[ROWS]
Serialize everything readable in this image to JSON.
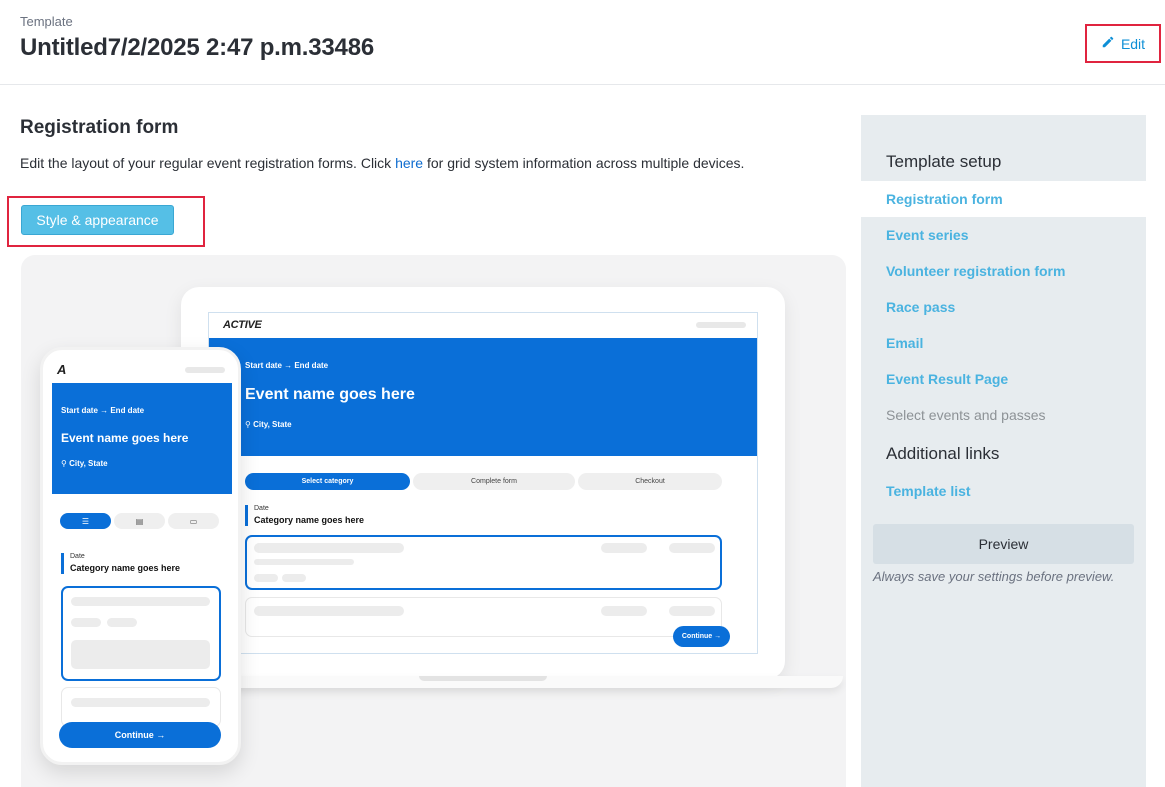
{
  "header": {
    "label": "Template",
    "title": "Untitled7/2/2025 2:47 p.m.33486",
    "edit_label": "Edit"
  },
  "main": {
    "title": "Registration form",
    "desc_before": "Edit the layout of your regular event registration forms. Click ",
    "desc_link": "here",
    "desc_after": " for grid system information across multiple devices.",
    "style_button": "Style & appearance"
  },
  "preview": {
    "logo": "ACTIVE",
    "dates": "Start date  →  End date",
    "event_name": "Event name goes here",
    "location": "City, State",
    "steps": [
      "Select category",
      "Complete form",
      "Checkout"
    ],
    "date_label": "Date",
    "category_name": "Category name goes here",
    "continue": "Continue →",
    "mobile_logo": "A"
  },
  "sidebar": {
    "setup_heading": "Template setup",
    "items": [
      {
        "label": "Registration form"
      },
      {
        "label": "Event series"
      },
      {
        "label": "Volunteer registration form"
      },
      {
        "label": "Race pass"
      },
      {
        "label": "Email"
      },
      {
        "label": "Event Result Page"
      },
      {
        "label": "Select events and passes"
      }
    ],
    "links_heading": "Additional links",
    "links": [
      {
        "label": "Template list"
      }
    ],
    "preview_button": "Preview",
    "preview_note": "Always save your settings before preview."
  },
  "colors": {
    "brand_blue": "#0a6fd8",
    "link_cyan": "#4ab3e0",
    "style_button": "#55bfe6",
    "highlight_red": "#e0243f"
  }
}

[WORK REQUIRED] Transcribe the material exactly, and leave out whatever pictures it holds.

[SOLUTION BELOW]
Serialize everything readable in this image to JSON.
{
  "header": {
    "label": "Template",
    "title": "Untitled7/2/2025 2:47 p.m.33486",
    "edit_label": "Edit"
  },
  "main": {
    "title": "Registration form",
    "desc_before": "Edit the layout of your regular event registration forms. Click ",
    "desc_link": "here",
    "desc_after": " for grid system information across multiple devices.",
    "style_button": "Style & appearance"
  },
  "preview": {
    "logo": "ACTIVE",
    "dates": "Start date  →  End date",
    "event_name": "Event name goes here",
    "location": "City, State",
    "steps": [
      "Select category",
      "Complete form",
      "Checkout"
    ],
    "date_label": "Date",
    "category_name": "Category name goes here",
    "continue": "Continue →",
    "mobile_logo": "A"
  },
  "sidebar": {
    "setup_heading": "Template setup",
    "items": [
      {
        "label": "Registration form"
      },
      {
        "label": "Event series"
      },
      {
        "label": "Volunteer registration form"
      },
      {
        "label": "Race pass"
      },
      {
        "label": "Email"
      },
      {
        "label": "Event Result Page"
      },
      {
        "label": "Select events and passes"
      }
    ],
    "links_heading": "Additional links",
    "links": [
      {
        "label": "Template list"
      }
    ],
    "preview_button": "Preview",
    "preview_note": "Always save your settings before preview."
  },
  "colors": {
    "brand_blue": "#0a6fd8",
    "link_cyan": "#4ab3e0",
    "style_button": "#55bfe6",
    "highlight_red": "#e0243f"
  }
}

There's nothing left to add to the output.